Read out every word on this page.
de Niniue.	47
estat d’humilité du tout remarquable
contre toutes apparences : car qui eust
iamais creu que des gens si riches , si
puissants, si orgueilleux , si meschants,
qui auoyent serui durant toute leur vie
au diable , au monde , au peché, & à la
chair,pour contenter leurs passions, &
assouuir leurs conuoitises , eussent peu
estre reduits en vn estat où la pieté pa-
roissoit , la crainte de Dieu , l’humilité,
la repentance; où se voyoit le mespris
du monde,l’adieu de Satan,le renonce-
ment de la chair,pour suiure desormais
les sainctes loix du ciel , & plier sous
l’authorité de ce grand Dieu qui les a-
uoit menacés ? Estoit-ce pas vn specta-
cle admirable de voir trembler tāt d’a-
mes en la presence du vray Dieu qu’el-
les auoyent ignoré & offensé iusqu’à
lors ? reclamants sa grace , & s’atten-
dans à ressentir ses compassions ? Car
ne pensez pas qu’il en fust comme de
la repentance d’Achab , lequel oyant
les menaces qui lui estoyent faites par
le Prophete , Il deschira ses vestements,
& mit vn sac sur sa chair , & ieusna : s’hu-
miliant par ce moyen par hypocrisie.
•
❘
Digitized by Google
------------------------------------------------------------------------
_Problem to work on_
Using the records above, copy every line that has the word "humilité" in it.

_Correct result_
estat d’humilité du tout remarquable
roissoit , la crainte de Dieu , l’humilité,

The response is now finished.